WRITTEN INSTRUCTION | Repeat all of the records verbatim.

THE RECORDS |
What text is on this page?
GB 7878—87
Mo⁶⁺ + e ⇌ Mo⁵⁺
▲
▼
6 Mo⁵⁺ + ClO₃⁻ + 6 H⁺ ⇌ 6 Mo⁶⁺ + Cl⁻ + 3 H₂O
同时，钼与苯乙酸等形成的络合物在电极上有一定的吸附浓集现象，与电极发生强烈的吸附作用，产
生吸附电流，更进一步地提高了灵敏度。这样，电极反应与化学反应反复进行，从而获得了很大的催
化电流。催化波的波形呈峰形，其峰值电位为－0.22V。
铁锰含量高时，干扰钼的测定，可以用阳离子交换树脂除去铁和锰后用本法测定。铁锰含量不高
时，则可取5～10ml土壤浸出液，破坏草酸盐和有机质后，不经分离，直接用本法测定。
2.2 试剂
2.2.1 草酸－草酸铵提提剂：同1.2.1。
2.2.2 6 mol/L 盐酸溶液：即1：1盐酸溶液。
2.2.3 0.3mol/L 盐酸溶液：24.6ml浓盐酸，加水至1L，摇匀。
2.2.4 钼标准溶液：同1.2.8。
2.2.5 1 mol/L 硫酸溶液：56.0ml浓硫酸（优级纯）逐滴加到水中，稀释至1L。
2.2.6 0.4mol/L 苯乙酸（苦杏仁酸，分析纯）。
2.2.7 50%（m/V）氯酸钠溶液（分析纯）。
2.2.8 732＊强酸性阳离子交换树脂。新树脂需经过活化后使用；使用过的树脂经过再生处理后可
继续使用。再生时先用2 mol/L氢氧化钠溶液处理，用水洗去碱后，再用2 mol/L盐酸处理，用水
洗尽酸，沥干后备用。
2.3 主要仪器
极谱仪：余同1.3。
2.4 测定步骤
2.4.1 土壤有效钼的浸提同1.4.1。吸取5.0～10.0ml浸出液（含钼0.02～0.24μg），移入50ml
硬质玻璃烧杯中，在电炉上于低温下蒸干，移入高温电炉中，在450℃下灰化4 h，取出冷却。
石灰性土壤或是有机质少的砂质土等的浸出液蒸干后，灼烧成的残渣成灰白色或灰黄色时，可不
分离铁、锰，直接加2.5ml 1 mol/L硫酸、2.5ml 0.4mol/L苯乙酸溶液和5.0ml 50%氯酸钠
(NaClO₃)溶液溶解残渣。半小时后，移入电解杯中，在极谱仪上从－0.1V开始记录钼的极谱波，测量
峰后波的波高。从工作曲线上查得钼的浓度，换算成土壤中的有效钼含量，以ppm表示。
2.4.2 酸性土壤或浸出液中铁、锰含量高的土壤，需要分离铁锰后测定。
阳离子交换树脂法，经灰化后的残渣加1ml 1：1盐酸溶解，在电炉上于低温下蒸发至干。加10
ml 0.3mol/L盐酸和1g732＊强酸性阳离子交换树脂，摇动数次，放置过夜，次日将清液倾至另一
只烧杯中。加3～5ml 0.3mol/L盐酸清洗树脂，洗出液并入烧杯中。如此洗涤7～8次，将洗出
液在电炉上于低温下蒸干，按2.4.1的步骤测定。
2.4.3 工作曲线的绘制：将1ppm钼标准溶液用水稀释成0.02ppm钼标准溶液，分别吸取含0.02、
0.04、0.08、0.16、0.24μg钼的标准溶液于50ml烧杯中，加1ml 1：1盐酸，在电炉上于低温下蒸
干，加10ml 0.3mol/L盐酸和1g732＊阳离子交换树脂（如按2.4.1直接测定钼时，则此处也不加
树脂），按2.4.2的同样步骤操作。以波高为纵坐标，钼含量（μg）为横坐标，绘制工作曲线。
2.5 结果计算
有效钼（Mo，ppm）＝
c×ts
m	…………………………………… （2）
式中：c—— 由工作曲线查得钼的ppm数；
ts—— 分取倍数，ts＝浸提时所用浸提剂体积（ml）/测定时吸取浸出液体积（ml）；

PROBLEM SOLUTION |
What text is on this page?
GB 7878—87
Mo⁶⁺ + e ⇌ Mo⁵⁺
▲
▼
6 Mo⁵⁺ + ClO₃⁻ + 6 H⁺ ⇌ 6 Mo⁶⁺ + Cl⁻ + 3 H₂O
同时，钼与苯乙酸等形成的络合物在电极上有一定的吸附浓集现象，与电极发生强烈的吸附作用，产
生吸附电流，更进一步地提高了灵敏度。这样，电极反应与化学反应反复进行，从而获得了很大的催
化电流。催化波的波形呈峰形，其峰值电位为－0.22V。
铁锰含量高时，干扰钼的测定，可以用阳离子交换树脂除去铁和锰后用本法测定。铁锰含量不高
时，则可取5～10ml土壤浸出液，破坏草酸盐和有机质后，不经分离，直接用本法测定。
2.2 试剂
2.2.1 草酸－草酸铵提提剂：同1.2.1。
2.2.2 6 mol/L 盐酸溶液：即1：1盐酸溶液。
2.2.3 0.3mol/L 盐酸溶液：24.6ml浓盐酸，加水至1L，摇匀。
2.2.4 钼标准溶液：同1.2.8。
2.2.5 1 mol/L 硫酸溶液：56.0ml浓硫酸（优级纯）逐滴加到水中，稀释至1L。
2.2.6 0.4mol/L 苯乙酸（苦杏仁酸，分析纯）。
2.2.7 50%（m/V）氯酸钠溶液（分析纯）。
2.2.8 732＊强酸性阳离子交换树脂。新树脂需经过活化后使用；使用过的树脂经过再生处理后可
继续使用。再生时先用2 mol/L氢氧化钠溶液处理，用水洗去碱后，再用2 mol/L盐酸处理，用水
洗尽酸，沥干后备用。
2.3 主要仪器
极谱仪：余同1.3。
2.4 测定步骤
2.4.1 土壤有效钼的浸提同1.4.1。吸取5.0～10.0ml浸出液（含钼0.02～0.24μg），移入50ml
硬质玻璃烧杯中，在电炉上于低温下蒸干，移入高温电炉中，在450℃下灰化4 h，取出冷却。
石灰性土壤或是有机质少的砂质土等的浸出液蒸干后，灼烧成的残渣成灰白色或灰黄色时，可不
分离铁、锰，直接加2.5ml 1 mol/L硫酸、2.5ml 0.4mol/L苯乙酸溶液和5.0ml 50%氯酸钠
(NaClO₃)溶液溶解残渣。半小时后，移入电解杯中，在极谱仪上从－0.1V开始记录钼的极谱波，测量
峰后波的波高。从工作曲线上查得钼的浓度，换算成土壤中的有效钼含量，以ppm表示。
2.4.2 酸性土壤或浸出液中铁、锰含量高的土壤，需要分离铁锰后测定。
阳离子交换树脂法，经灰化后的残渣加1ml 1：1盐酸溶解，在电炉上于低温下蒸发至干。加10
ml 0.3mol/L盐酸和1g732＊强酸性阳离子交换树脂，摇动数次，放置过夜，次日将清液倾至另一
只烧杯中。加3～5ml 0.3mol/L盐酸清洗树脂，洗出液并入烧杯中。如此洗涤7～8次，将洗出
液在电炉上于低温下蒸干，按2.4.1的步骤测定。
2.4.3 工作曲线的绘制：将1ppm钼标准溶液用水稀释成0.02ppm钼标准溶液，分别吸取含0.02、
0.04、0.08、0.16、0.24μg钼的标准溶液于50ml烧杯中，加1ml 1：1盐酸，在电炉上于低温下蒸
干，加10ml 0.3mol/L盐酸和1g732＊阳离子交换树脂（如按2.4.1直接测定钼时，则此处也不加
树脂），按2.4.2的同样步骤操作。以波高为纵坐标，钼含量（μg）为横坐标，绘制工作曲线。
2.5 结果计算
有效钼（Mo，ppm）＝
c×ts
m	…………………………………… （2）
式中：c—— 由工作曲线查得钼的ppm数；
ts—— 分取倍数，ts＝浸提时所用浸提剂体积（ml）/测定时吸取浸出液体积（ml）；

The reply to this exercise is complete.